§ **TASK GOAL**:
Write out all lines holding the word "extreme".

§ **DATA RECORDS**:
================================
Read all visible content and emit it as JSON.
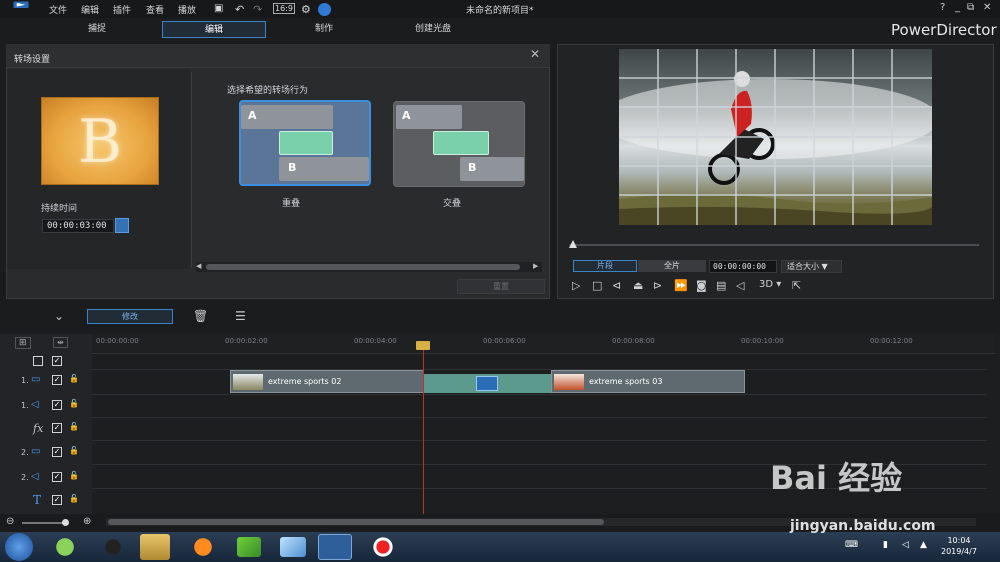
{
  "app": {
    "menus": [
      "文件",
      "编辑",
      "插件",
      "查看",
      "播放"
    ],
    "document_title": "未命名的新项目*",
    "brand": "PowerDirector",
    "help": "?",
    "tabs": [
      "捕捉",
      "编辑",
      "制作",
      "创建光盘"
    ],
    "active_tab": "编辑"
  },
  "transition_panel": {
    "title": "转场设置",
    "thumbnail_letter": "B",
    "duration_label": "持续时间",
    "duration_value": "00:00:03:00",
    "choose_label": "选择希望的转场行为",
    "options": [
      {
        "label": "重叠",
        "selected": true,
        "a": "A",
        "b": "B"
      },
      {
        "label": "交叠",
        "selected": false,
        "a": "A",
        "b": "B"
      }
    ],
    "reset_label": "重置"
  },
  "preview": {
    "clip_mode": "片段",
    "full_mode": "全片",
    "timecode": "00:00:00:00",
    "fit_label": "适合大小",
    "three_d": "3D"
  },
  "toolbar": {
    "modify_label": "修改"
  },
  "timeline": {
    "ruler": [
      "00:00:00:00",
      "00:00:02:00",
      "00:00:04:00",
      "00:00:06:00",
      "00:00:08:00",
      "00:00:10:00",
      "00:00:12:00"
    ],
    "tracks": [
      {
        "num": "1.",
        "kind": "video"
      },
      {
        "num": "1.",
        "kind": "audio"
      },
      {
        "num": "",
        "kind": "fx",
        "label": "fx"
      },
      {
        "num": "2.",
        "kind": "video"
      },
      {
        "num": "2.",
        "kind": "audio"
      },
      {
        "num": "",
        "kind": "title",
        "label": "T"
      }
    ],
    "clips": [
      "extreme sports 02",
      "extreme sports 03"
    ]
  },
  "taskbar": {
    "time": "10:04",
    "date": "2019/4/7"
  },
  "watermark": {
    "brand": "Bai 经验",
    "url": "jingyan.baidu.com"
  },
  "colors": {
    "accent": "#3b83c6",
    "transition": "#5d9a8e",
    "playhead": "#c03030"
  }
}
================================
§ **WORKED SOLUTION**:
      "extreme sports 02",
      "extreme sports 03"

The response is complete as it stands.